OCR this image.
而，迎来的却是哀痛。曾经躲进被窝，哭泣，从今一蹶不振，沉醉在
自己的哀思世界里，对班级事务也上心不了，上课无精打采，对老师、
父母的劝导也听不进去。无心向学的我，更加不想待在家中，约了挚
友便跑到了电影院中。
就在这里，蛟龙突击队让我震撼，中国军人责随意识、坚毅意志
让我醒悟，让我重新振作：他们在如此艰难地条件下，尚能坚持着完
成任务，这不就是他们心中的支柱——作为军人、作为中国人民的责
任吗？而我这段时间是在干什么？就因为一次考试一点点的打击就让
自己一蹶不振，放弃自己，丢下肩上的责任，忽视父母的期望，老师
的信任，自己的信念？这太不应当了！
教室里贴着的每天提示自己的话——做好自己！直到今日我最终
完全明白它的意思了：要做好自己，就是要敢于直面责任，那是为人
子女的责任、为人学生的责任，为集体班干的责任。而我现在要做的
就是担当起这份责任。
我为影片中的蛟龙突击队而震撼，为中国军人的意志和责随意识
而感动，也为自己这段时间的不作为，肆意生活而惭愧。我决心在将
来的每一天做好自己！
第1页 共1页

— PROBLEM DESCRIPTION —
Please repeat all the records above exactly as they appear.

— THE SOLUTION —
OCR this image.
而，迎来的却是哀痛。曾经躲进被窝，哭泣，从今一蹶不振，沉醉在
自己的哀思世界里，对班级事务也上心不了，上课无精打采，对老师、
父母的劝导也听不进去。无心向学的我，更加不想待在家中，约了挚
友便跑到了电影院中。
就在这里，蛟龙突击队让我震撼，中国军人责随意识、坚毅意志
让我醒悟，让我重新振作：他们在如此艰难地条件下，尚能坚持着完
成任务，这不就是他们心中的支柱——作为军人、作为中国人民的责
任吗？而我这段时间是在干什么？就因为一次考试一点点的打击就让
自己一蹶不振，放弃自己，丢下肩上的责任，忽视父母的期望，老师
的信任，自己的信念？这太不应当了！
教室里贴着的每天提示自己的话——做好自己！直到今日我最终
完全明白它的意思了：要做好自己，就是要敢于直面责任，那是为人
子女的责任、为人学生的责任，为集体班干的责任。而我现在要做的
就是担当起这份责任。
我为影片中的蛟龙突击队而震撼，为中国军人的意志和责随意识
而感动，也为自己这段时间的不作为，肆意生活而惭愧。我决心在将
来的每一天做好自己！
第1页 共1页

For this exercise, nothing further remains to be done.